» Aim:
Faithfully return all lines, omitting every embedded picture.

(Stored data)

— start —

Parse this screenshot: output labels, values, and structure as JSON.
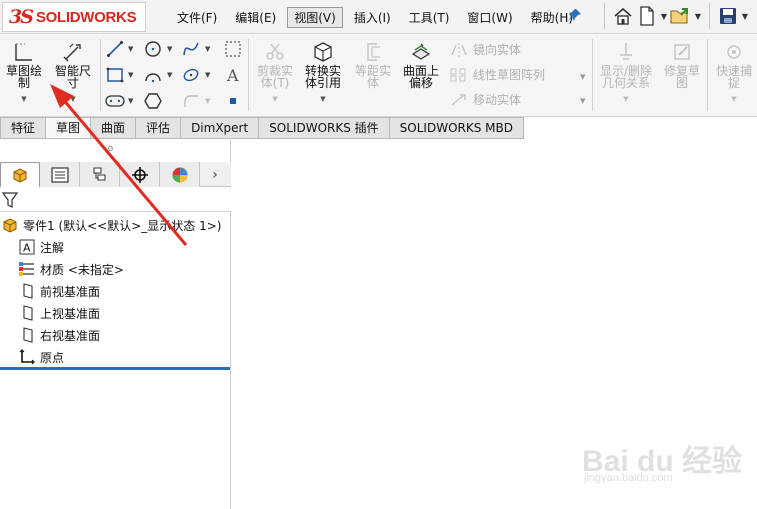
{
  "app": {
    "logo_prefix": "3S",
    "logo_text": "SOLIDWORKS"
  },
  "menu": [
    {
      "label": "文件(F)"
    },
    {
      "label": "编辑(E)"
    },
    {
      "label": "视图(V)"
    },
    {
      "label": "插入(I)"
    },
    {
      "label": "工具(T)"
    },
    {
      "label": "窗口(W)"
    },
    {
      "label": "帮助(H)"
    }
  ],
  "quickbar_icons": [
    "home-icon",
    "new-document-icon",
    "open-folder-icon",
    "save-icon"
  ],
  "ribbon": {
    "sketch": {
      "line1": "草图绘",
      "line2": "制"
    },
    "smart_dimension": {
      "line1": "智能尺",
      "line2": "寸"
    },
    "trim": {
      "line1": "剪裁实",
      "line2": "体(T)"
    },
    "convert": {
      "line1": "转换实",
      "line2": "体引用"
    },
    "offset": {
      "line1": "等距实",
      "line2": "体"
    },
    "surface_offset": {
      "line1": "曲面上",
      "line2": "偏移"
    },
    "mirror": "镜向实体",
    "linear_pattern": "线性草图阵列",
    "move": "移动实体",
    "show_relations": {
      "line1": "显示/删除",
      "line2": "几何关系"
    },
    "repair": {
      "line1": "修复草",
      "line2": "图"
    },
    "quick_snap": {
      "line1": "快速捕",
      "line2": "捉"
    }
  },
  "tabs": [
    {
      "label": "特征",
      "active": false
    },
    {
      "label": "草图",
      "active": true
    },
    {
      "label": "曲面",
      "active": false
    },
    {
      "label": "评估",
      "active": false
    },
    {
      "label": "DimXpert",
      "active": false
    },
    {
      "label": "SOLIDWORKS 插件",
      "active": false
    },
    {
      "label": "SOLIDWORKS MBD",
      "active": false
    }
  ],
  "panel_tabs": [
    "feature-manager-icon",
    "property-manager-icon",
    "configuration-manager-icon",
    "dimxpert-manager-icon",
    "display-manager-icon"
  ],
  "tree": {
    "root": "零件1 (默认<<默认>_显示状态 1>)",
    "items": [
      {
        "label": "注解",
        "icon": "annotation-icon"
      },
      {
        "label": "材质 <未指定>",
        "icon": "material-icon"
      },
      {
        "label": "前视基准面",
        "icon": "plane-icon"
      },
      {
        "label": "上视基准面",
        "icon": "plane-icon"
      },
      {
        "label": "右视基准面",
        "icon": "plane-icon"
      },
      {
        "label": "原点",
        "icon": "origin-icon"
      }
    ]
  },
  "watermark": {
    "text": "Bai du 经验",
    "sub": "jingyan.baidu.com"
  },
  "colors": {
    "accent_red": "#d9261c",
    "selection_blue": "#2a6fb8",
    "annotation_red": "#e02b20"
  }
}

— end —

» Solved exercise:
Parse this screenshot: output labels, values, and structure as JSON.
{
  "app": {
    "logo_prefix": "3S",
    "logo_text": "SOLIDWORKS"
  },
  "menu": [
    {
      "label": "文件(F)"
    },
    {
      "label": "编辑(E)"
    },
    {
      "label": "视图(V)"
    },
    {
      "label": "插入(I)"
    },
    {
      "label": "工具(T)"
    },
    {
      "label": "窗口(W)"
    },
    {
      "label": "帮助(H)"
    }
  ],
  "quickbar_icons": [
    "home-icon",
    "new-document-icon",
    "open-folder-icon",
    "save-icon"
  ],
  "ribbon": {
    "sketch": {
      "line1": "草图绘",
      "line2": "制"
    },
    "smart_dimension": {
      "line1": "智能尺",
      "line2": "寸"
    },
    "trim": {
      "line1": "剪裁实",
      "line2": "体(T)"
    },
    "convert": {
      "line1": "转换实",
      "line2": "体引用"
    },
    "offset": {
      "line1": "等距实",
      "line2": "体"
    },
    "surface_offset": {
      "line1": "曲面上",
      "line2": "偏移"
    },
    "mirror": "镜向实体",
    "linear_pattern": "线性草图阵列",
    "move": "移动实体",
    "show_relations": {
      "line1": "显示/删除",
      "line2": "几何关系"
    },
    "repair": {
      "line1": "修复草",
      "line2": "图"
    },
    "quick_snap": {
      "line1": "快速捕",
      "line2": "捉"
    }
  },
  "tabs": [
    {
      "label": "特征",
      "active": false
    },
    {
      "label": "草图",
      "active": true
    },
    {
      "label": "曲面",
      "active": false
    },
    {
      "label": "评估",
      "active": false
    },
    {
      "label": "DimXpert",
      "active": false
    },
    {
      "label": "SOLIDWORKS 插件",
      "active": false
    },
    {
      "label": "SOLIDWORKS MBD",
      "active": false
    }
  ],
  "panel_tabs": [
    "feature-manager-icon",
    "property-manager-icon",
    "configuration-manager-icon",
    "dimxpert-manager-icon",
    "display-manager-icon"
  ],
  "tree": {
    "root": "零件1 (默认<<默认>_显示状态 1>)",
    "items": [
      {
        "label": "注解",
        "icon": "annotation-icon"
      },
      {
        "label": "材质 <未指定>",
        "icon": "material-icon"
      },
      {
        "label": "前视基准面",
        "icon": "plane-icon"
      },
      {
        "label": "上视基准面",
        "icon": "plane-icon"
      },
      {
        "label": "右视基准面",
        "icon": "plane-icon"
      },
      {
        "label": "原点",
        "icon": "origin-icon"
      }
    ]
  },
  "watermark": {
    "text": "Bai du 经验",
    "sub": "jingyan.baidu.com"
  },
  "colors": {
    "accent_red": "#d9261c",
    "selection_blue": "#2a6fb8",
    "annotation_red": "#e02b20"
  }
}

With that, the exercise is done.